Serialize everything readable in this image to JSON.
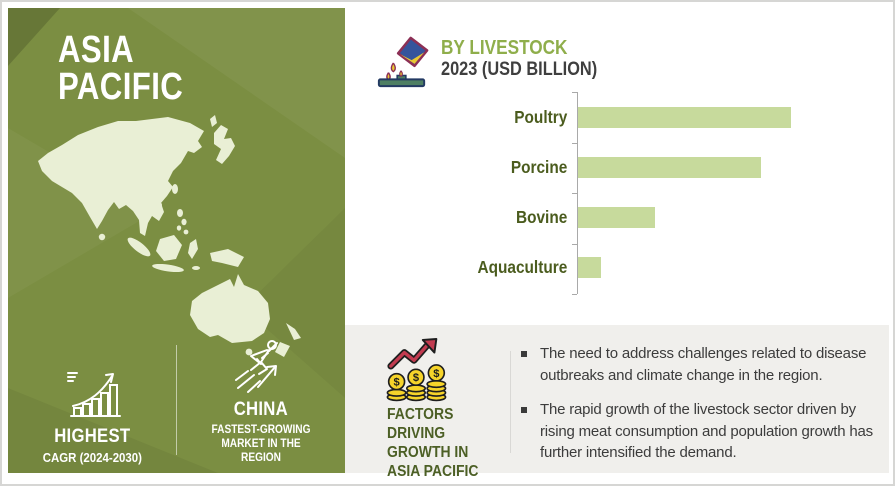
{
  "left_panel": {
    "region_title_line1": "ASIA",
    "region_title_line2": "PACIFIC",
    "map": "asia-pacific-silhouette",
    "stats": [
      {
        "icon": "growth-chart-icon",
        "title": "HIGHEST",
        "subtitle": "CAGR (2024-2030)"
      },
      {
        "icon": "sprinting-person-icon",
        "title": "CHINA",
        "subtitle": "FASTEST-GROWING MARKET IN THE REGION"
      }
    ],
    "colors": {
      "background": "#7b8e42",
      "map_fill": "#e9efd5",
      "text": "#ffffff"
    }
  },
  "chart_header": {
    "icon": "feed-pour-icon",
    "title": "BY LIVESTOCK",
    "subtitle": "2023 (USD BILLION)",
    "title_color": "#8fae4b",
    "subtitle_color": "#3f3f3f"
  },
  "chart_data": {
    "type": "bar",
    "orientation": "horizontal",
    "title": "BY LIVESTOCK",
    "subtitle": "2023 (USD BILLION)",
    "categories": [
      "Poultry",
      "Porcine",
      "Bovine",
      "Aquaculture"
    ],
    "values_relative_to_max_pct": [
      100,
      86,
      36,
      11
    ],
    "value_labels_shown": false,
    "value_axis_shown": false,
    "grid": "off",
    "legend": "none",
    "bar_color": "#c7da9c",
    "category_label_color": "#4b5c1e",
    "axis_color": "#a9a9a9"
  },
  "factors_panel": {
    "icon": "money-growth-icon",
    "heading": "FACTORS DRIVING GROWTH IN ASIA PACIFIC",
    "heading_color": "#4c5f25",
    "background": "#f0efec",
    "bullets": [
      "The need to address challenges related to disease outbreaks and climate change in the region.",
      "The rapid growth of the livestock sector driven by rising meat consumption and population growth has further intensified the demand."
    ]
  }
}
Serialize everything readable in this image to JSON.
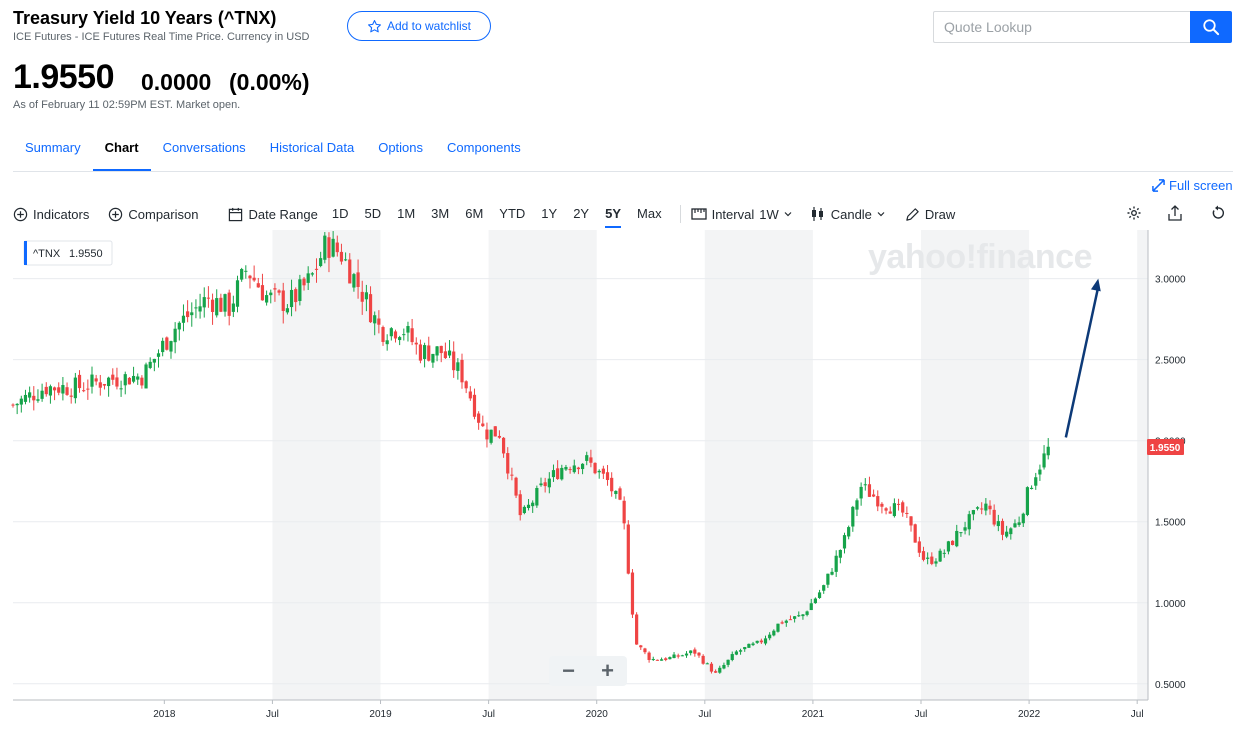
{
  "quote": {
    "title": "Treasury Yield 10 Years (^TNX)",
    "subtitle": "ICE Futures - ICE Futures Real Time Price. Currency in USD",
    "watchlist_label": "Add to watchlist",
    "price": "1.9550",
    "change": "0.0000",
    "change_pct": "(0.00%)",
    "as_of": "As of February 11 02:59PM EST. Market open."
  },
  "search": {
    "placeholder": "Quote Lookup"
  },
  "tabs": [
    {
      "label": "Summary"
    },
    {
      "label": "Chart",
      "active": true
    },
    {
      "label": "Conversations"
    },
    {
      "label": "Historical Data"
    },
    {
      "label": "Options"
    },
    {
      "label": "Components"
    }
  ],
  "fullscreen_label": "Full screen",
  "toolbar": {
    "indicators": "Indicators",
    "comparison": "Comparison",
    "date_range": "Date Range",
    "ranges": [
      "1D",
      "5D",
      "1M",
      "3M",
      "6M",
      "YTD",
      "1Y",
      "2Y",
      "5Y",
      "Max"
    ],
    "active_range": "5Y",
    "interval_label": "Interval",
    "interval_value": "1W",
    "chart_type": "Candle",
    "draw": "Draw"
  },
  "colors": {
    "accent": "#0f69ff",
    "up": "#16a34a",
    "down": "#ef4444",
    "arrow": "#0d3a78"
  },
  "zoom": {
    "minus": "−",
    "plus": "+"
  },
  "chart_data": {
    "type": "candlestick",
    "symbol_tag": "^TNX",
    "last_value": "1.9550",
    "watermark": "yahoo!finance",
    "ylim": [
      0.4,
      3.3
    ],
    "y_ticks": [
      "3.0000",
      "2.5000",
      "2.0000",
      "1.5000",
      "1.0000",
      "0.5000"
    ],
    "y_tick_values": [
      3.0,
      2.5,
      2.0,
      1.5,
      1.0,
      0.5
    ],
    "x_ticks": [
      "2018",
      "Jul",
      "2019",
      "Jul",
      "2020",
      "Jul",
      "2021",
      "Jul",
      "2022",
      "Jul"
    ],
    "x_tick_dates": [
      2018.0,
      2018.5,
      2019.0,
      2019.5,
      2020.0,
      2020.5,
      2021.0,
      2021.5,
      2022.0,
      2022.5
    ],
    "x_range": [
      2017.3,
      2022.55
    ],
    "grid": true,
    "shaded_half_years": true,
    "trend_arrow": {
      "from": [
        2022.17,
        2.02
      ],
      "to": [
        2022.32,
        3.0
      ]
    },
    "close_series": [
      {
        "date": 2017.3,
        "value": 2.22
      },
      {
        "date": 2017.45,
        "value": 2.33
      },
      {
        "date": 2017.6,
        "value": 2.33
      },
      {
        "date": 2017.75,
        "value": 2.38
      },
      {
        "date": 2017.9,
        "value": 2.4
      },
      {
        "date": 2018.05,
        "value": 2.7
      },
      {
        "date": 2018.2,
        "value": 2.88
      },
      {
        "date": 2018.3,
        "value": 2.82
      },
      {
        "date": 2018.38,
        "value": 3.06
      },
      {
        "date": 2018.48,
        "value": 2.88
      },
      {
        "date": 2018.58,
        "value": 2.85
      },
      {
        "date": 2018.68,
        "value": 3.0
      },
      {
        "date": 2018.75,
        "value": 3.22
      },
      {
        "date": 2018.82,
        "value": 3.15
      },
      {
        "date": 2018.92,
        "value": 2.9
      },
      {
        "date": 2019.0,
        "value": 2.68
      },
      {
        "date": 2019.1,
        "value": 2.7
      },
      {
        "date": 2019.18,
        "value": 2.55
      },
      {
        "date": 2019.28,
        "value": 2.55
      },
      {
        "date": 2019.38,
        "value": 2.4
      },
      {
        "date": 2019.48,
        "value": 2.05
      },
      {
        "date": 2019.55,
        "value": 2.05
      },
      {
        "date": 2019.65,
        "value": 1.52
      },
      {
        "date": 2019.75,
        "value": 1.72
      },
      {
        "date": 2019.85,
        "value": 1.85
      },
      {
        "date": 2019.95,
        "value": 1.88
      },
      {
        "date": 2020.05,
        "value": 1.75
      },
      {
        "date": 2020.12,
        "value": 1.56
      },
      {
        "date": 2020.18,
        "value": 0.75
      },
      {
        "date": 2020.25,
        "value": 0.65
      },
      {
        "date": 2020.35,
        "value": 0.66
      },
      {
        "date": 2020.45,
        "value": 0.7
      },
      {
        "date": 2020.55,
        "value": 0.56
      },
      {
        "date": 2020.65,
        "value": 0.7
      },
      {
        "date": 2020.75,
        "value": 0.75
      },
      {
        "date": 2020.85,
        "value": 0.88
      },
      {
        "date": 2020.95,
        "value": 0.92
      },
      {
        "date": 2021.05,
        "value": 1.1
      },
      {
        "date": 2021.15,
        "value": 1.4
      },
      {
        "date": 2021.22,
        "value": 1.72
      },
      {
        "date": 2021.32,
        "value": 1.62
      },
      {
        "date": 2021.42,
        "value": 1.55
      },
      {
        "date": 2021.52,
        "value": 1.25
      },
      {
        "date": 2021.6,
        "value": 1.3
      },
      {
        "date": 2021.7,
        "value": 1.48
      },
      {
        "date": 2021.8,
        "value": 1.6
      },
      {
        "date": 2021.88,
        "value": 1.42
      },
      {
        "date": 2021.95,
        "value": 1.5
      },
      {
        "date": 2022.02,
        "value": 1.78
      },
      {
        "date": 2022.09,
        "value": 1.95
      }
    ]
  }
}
==*==
*WORK TO BE COMPLETED*:
Reproduce all entries without any change, and omit the pictures.

*COMPLETED EXERCISE*:
Serialize everything readable in this image to JSON.
{
  "left_panel": {
    "region_title_line1": "ASIA",
    "region_title_line2": "PACIFIC",
    "map": "asia-pacific-silhouette",
    "stats": [
      {
        "icon": "growth-chart-icon",
        "title": "HIGHEST",
        "subtitle": "CAGR (2024-2030)"
      },
      {
        "icon": "sprinting-person-icon",
        "title": "CHINA",
        "subtitle": "FASTEST-GROWING MARKET IN THE REGION"
      }
    ],
    "colors": {
      "background": "#7b8e42",
      "map_fill": "#e9efd5",
      "text": "#ffffff"
    }
  },
  "chart_header": {
    "icon": "feed-pour-icon",
    "title": "BY LIVESTOCK",
    "subtitle": "2023 (USD BILLION)",
    "title_color": "#8fae4b",
    "subtitle_color": "#3f3f3f"
  },
  "chart_data": {
    "type": "bar",
    "orientation": "horizontal",
    "title": "BY LIVESTOCK",
    "subtitle": "2023 (USD BILLION)",
    "categories": [
      "Poultry",
      "Porcine",
      "Bovine",
      "Aquaculture"
    ],
    "values_relative_to_max_pct": [
      100,
      86,
      36,
      11
    ],
    "value_labels_shown": false,
    "value_axis_shown": false,
    "grid": "off",
    "legend": "none",
    "bar_color": "#c7da9c",
    "category_label_color": "#4b5c1e",
    "axis_color": "#a9a9a9"
  },
  "factors_panel": {
    "icon": "money-growth-icon",
    "heading": "FACTORS DRIVING GROWTH IN ASIA PACIFIC",
    "heading_color": "#4c5f25",
    "background": "#f0efec",
    "bullets": [
      "The need to address challenges related to disease outbreaks and climate change in the region.",
      "The rapid growth of the livestock sector driven by rising meat consumption and population growth has further intensified the demand."
    ]
  }
}
Serialize everything readable in this image to JSON.
{
  "quote": {
    "title": "Treasury Yield 10 Years (^TNX)",
    "subtitle": "ICE Futures - ICE Futures Real Time Price. Currency in USD",
    "watchlist_label": "Add to watchlist",
    "price": "1.9550",
    "change": "0.0000",
    "change_pct": "(0.00%)",
    "as_of": "As of February 11 02:59PM EST. Market open."
  },
  "search": {
    "placeholder": "Quote Lookup"
  },
  "tabs": [
    {
      "label": "Summary"
    },
    {
      "label": "Chart",
      "active": true
    },
    {
      "label": "Conversations"
    },
    {
      "label": "Historical Data"
    },
    {
      "label": "Options"
    },
    {
      "label": "Components"
    }
  ],
  "fullscreen_label": "Full screen",
  "toolbar": {
    "indicators": "Indicators",
    "comparison": "Comparison",
    "date_range": "Date Range",
    "ranges": [
      "1D",
      "5D",
      "1M",
      "3M",
      "6M",
      "YTD",
      "1Y",
      "2Y",
      "5Y",
      "Max"
    ],
    "active_range": "5Y",
    "interval_label": "Interval",
    "interval_value": "1W",
    "chart_type": "Candle",
    "draw": "Draw"
  },
  "colors": {
    "accent": "#0f69ff",
    "up": "#16a34a",
    "down": "#ef4444",
    "arrow": "#0d3a78"
  },
  "zoom": {
    "minus": "−",
    "plus": "+"
  },
  "chart_data": {
    "type": "candlestick",
    "symbol_tag": "^TNX",
    "last_value": "1.9550",
    "watermark": "yahoo!finance",
    "ylim": [
      0.4,
      3.3
    ],
    "y_ticks": [
      "3.0000",
      "2.5000",
      "2.0000",
      "1.5000",
      "1.0000",
      "0.5000"
    ],
    "y_tick_values": [
      3.0,
      2.5,
      2.0,
      1.5,
      1.0,
      0.5
    ],
    "x_ticks": [
      "2018",
      "Jul",
      "2019",
      "Jul",
      "2020",
      "Jul",
      "2021",
      "Jul",
      "2022",
      "Jul"
    ],
    "x_tick_dates": [
      2018.0,
      2018.5,
      2019.0,
      2019.5,
      2020.0,
      2020.5,
      2021.0,
      2021.5,
      2022.0,
      2022.5
    ],
    "x_range": [
      2017.3,
      2022.55
    ],
    "grid": true,
    "shaded_half_years": true,
    "trend_arrow": {
      "from": [
        2022.17,
        2.02
      ],
      "to": [
        2022.32,
        3.0
      ]
    },
    "close_series": [
      {
        "date": 2017.3,
        "value": 2.22
      },
      {
        "date": 2017.45,
        "value": 2.33
      },
      {
        "date": 2017.6,
        "value": 2.33
      },
      {
        "date": 2017.75,
        "value": 2.38
      },
      {
        "date": 2017.9,
        "value": 2.4
      },
      {
        "date": 2018.05,
        "value": 2.7
      },
      {
        "date": 2018.2,
        "value": 2.88
      },
      {
        "date": 2018.3,
        "value": 2.82
      },
      {
        "date": 2018.38,
        "value": 3.06
      },
      {
        "date": 2018.48,
        "value": 2.88
      },
      {
        "date": 2018.58,
        "value": 2.85
      },
      {
        "date": 2018.68,
        "value": 3.0
      },
      {
        "date": 2018.75,
        "value": 3.22
      },
      {
        "date": 2018.82,
        "value": 3.15
      },
      {
        "date": 2018.92,
        "value": 2.9
      },
      {
        "date": 2019.0,
        "value": 2.68
      },
      {
        "date": 2019.1,
        "value": 2.7
      },
      {
        "date": 2019.18,
        "value": 2.55
      },
      {
        "date": 2019.28,
        "value": 2.55
      },
      {
        "date": 2019.38,
        "value": 2.4
      },
      {
        "date": 2019.48,
        "value": 2.05
      },
      {
        "date": 2019.55,
        "value": 2.05
      },
      {
        "date": 2019.65,
        "value": 1.52
      },
      {
        "date": 2019.75,
        "value": 1.72
      },
      {
        "date": 2019.85,
        "value": 1.85
      },
      {
        "date": 2019.95,
        "value": 1.88
      },
      {
        "date": 2020.05,
        "value": 1.75
      },
      {
        "date": 2020.12,
        "value": 1.56
      },
      {
        "date": 2020.18,
        "value": 0.75
      },
      {
        "date": 2020.25,
        "value": 0.65
      },
      {
        "date": 2020.35,
        "value": 0.66
      },
      {
        "date": 2020.45,
        "value": 0.7
      },
      {
        "date": 2020.55,
        "value": 0.56
      },
      {
        "date": 2020.65,
        "value": 0.7
      },
      {
        "date": 2020.75,
        "value": 0.75
      },
      {
        "date": 2020.85,
        "value": 0.88
      },
      {
        "date": 2020.95,
        "value": 0.92
      },
      {
        "date": 2021.05,
        "value": 1.1
      },
      {
        "date": 2021.15,
        "value": 1.4
      },
      {
        "date": 2021.22,
        "value": 1.72
      },
      {
        "date": 2021.32,
        "value": 1.62
      },
      {
        "date": 2021.42,
        "value": 1.55
      },
      {
        "date": 2021.52,
        "value": 1.25
      },
      {
        "date": 2021.6,
        "value": 1.3
      },
      {
        "date": 2021.7,
        "value": 1.48
      },
      {
        "date": 2021.8,
        "value": 1.6
      },
      {
        "date": 2021.88,
        "value": 1.42
      },
      {
        "date": 2021.95,
        "value": 1.5
      },
      {
        "date": 2022.02,
        "value": 1.78
      },
      {
        "date": 2022.09,
        "value": 1.95
      }
    ]
  }
}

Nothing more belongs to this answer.